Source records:
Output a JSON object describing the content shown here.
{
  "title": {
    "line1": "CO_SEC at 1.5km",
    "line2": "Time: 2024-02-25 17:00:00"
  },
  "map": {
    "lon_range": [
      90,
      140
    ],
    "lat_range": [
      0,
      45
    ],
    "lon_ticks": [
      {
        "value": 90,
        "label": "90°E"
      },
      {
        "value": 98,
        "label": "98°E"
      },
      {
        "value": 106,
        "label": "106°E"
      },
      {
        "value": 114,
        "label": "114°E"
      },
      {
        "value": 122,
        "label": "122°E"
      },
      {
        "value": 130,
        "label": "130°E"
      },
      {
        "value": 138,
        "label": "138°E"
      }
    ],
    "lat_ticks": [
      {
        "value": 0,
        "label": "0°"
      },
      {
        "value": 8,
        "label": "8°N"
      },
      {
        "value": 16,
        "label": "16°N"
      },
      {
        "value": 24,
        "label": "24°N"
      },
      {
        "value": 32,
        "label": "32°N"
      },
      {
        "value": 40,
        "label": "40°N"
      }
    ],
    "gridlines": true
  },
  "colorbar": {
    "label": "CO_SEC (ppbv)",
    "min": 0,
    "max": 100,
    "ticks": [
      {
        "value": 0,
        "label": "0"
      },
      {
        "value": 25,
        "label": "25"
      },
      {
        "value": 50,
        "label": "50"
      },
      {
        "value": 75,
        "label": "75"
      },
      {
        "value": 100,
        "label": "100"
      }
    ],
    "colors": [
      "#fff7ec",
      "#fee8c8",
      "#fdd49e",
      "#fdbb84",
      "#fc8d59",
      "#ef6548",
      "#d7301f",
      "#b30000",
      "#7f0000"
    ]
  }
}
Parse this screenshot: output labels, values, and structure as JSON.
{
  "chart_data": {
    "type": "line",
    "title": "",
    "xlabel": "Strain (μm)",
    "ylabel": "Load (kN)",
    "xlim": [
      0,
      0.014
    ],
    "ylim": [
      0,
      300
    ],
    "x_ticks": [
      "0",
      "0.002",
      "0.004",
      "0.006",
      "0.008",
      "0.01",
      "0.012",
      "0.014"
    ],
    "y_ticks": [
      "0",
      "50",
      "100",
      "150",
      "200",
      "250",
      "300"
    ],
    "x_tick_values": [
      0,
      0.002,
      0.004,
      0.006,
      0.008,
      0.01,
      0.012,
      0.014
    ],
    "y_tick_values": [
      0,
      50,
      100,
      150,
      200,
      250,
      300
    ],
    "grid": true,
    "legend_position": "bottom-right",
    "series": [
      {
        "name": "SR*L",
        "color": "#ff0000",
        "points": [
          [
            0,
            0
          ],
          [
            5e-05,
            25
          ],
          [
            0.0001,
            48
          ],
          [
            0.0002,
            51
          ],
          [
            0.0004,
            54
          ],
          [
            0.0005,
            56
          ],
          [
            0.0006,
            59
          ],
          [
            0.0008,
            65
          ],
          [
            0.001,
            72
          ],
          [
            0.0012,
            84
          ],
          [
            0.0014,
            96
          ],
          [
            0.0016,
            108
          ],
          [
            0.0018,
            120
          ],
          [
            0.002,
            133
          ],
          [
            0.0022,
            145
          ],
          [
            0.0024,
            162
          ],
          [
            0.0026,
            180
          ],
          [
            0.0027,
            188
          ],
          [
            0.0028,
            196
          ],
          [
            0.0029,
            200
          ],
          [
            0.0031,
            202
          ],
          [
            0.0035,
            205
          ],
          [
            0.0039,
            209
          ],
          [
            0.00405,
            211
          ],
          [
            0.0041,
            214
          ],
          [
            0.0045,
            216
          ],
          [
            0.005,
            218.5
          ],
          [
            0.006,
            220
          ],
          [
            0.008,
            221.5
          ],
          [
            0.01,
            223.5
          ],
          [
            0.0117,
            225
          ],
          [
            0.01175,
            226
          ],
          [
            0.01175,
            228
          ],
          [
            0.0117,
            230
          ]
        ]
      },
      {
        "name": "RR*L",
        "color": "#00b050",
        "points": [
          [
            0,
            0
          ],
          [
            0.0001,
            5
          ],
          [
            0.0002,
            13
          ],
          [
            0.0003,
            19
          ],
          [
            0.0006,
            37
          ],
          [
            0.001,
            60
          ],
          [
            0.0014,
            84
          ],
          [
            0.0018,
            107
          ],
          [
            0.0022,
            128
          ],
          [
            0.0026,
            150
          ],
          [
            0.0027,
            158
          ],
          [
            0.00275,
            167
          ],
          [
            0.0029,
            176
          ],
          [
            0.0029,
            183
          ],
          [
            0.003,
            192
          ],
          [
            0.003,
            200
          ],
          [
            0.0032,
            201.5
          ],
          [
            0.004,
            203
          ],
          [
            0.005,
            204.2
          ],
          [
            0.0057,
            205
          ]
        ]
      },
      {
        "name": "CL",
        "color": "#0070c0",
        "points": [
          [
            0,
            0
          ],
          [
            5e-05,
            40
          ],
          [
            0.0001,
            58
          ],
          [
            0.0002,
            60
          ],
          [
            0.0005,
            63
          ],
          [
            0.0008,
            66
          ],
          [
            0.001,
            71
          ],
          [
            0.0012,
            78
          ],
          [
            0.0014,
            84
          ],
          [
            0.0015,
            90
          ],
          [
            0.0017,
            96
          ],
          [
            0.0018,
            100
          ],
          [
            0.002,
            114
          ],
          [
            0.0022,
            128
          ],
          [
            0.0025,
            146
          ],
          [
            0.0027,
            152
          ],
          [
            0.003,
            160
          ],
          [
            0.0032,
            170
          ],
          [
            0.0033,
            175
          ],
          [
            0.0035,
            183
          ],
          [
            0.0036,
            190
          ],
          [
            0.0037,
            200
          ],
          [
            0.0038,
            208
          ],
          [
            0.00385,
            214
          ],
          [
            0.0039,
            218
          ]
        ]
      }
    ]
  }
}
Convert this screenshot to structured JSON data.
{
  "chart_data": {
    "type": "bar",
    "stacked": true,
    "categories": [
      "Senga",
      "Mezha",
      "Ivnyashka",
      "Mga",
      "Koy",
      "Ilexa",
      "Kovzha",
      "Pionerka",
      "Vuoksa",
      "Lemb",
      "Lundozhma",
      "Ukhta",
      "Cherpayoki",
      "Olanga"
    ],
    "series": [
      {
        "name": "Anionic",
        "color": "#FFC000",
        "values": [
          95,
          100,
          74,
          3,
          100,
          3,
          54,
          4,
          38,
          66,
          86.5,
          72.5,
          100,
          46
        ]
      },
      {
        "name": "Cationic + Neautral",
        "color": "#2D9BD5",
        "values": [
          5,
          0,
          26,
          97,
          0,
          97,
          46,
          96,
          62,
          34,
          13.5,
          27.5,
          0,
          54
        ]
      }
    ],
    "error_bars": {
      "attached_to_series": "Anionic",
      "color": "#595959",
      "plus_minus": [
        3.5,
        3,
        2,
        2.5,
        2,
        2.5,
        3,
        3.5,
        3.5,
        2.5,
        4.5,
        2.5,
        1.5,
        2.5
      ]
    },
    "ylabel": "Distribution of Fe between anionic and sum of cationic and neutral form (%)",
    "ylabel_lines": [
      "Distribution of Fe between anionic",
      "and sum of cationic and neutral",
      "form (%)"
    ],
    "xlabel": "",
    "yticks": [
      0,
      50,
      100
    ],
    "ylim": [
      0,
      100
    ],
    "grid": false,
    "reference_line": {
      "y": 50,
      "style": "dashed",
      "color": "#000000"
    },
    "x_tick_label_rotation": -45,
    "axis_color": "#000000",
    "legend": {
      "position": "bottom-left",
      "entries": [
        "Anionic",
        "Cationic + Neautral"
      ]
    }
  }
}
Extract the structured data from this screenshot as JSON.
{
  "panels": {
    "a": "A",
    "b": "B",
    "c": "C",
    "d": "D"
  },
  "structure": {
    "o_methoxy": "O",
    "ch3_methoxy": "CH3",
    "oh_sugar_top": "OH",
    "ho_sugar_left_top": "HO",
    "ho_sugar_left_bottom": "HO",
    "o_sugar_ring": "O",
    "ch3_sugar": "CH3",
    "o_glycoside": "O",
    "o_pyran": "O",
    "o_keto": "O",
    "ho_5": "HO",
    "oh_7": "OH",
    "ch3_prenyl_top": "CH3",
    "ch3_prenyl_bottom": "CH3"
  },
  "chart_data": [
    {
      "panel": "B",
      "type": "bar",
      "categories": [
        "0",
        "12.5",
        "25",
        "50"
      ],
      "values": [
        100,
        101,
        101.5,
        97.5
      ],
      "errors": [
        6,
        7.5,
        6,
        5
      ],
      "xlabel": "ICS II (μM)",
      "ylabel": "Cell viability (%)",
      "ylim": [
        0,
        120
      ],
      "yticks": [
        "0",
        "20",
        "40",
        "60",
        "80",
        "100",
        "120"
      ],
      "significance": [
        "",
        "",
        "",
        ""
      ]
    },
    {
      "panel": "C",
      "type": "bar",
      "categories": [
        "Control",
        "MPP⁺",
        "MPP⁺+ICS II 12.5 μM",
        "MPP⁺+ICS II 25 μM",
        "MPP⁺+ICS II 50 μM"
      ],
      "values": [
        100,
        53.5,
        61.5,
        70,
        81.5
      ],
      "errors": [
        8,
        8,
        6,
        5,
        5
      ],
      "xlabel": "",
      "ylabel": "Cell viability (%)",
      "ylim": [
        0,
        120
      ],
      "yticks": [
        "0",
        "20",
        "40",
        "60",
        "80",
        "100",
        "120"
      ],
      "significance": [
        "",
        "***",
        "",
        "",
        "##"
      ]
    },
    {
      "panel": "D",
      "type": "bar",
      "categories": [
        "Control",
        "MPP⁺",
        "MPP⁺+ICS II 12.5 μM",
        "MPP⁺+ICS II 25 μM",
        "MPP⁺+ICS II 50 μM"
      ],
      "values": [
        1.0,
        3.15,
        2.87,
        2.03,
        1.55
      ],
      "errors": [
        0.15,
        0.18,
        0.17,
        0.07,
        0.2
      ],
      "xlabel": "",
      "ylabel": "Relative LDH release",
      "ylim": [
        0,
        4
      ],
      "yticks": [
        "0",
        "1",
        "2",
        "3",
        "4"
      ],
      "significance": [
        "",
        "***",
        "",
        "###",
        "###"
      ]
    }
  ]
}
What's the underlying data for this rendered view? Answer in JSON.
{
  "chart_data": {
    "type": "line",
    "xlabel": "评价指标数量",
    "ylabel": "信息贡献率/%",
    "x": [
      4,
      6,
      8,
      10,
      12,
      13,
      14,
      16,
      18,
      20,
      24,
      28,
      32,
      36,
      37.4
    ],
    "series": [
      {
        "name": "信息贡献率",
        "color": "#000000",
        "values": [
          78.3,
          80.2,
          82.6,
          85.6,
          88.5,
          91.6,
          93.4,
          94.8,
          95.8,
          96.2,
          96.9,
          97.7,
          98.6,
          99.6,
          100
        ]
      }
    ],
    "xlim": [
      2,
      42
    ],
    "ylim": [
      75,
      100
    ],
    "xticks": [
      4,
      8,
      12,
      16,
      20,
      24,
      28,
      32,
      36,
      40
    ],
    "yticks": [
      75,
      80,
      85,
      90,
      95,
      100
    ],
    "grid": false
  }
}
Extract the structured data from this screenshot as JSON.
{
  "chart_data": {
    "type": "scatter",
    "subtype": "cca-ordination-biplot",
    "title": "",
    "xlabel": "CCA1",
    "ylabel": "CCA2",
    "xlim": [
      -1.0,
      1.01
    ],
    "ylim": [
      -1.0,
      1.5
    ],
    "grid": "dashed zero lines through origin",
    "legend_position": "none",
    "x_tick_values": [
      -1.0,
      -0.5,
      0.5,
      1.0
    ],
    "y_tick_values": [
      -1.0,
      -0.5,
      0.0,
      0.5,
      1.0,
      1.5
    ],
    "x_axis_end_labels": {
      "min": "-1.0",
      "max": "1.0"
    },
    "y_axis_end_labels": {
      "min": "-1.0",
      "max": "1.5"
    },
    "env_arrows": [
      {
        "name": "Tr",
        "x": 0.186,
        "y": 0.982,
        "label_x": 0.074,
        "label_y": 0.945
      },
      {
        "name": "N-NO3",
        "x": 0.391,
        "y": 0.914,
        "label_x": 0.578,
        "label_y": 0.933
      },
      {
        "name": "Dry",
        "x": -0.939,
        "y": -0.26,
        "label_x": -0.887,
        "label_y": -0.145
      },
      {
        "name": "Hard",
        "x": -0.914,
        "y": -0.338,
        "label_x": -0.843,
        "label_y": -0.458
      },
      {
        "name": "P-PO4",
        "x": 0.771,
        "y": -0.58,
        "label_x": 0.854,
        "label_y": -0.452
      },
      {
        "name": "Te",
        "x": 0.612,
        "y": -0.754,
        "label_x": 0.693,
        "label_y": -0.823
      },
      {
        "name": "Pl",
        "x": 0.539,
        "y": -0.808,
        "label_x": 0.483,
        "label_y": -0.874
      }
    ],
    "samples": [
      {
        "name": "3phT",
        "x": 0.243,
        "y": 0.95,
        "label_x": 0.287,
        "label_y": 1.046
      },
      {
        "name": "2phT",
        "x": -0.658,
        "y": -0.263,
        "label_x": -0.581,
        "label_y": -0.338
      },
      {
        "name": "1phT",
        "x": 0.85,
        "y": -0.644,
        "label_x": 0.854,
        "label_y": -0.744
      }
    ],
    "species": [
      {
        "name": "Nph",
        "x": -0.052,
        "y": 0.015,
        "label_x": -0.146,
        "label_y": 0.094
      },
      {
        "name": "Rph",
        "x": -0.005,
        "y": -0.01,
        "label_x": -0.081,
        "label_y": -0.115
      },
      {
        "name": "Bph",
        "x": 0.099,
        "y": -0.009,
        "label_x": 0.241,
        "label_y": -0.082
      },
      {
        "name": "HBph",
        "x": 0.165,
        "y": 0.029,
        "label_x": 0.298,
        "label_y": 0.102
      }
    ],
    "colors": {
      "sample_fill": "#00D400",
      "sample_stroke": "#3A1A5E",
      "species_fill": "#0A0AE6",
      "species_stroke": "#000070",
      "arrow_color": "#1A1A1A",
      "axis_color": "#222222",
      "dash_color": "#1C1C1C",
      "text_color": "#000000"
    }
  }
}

__What you are asked to do__
Read through the entries and copy every line that includes "Distribution".

__Result for this task__
    "ylabel": "Distribution of Fe between anionic and sum of cationic and neutral form (%)",
      "Distribution of Fe between anionic",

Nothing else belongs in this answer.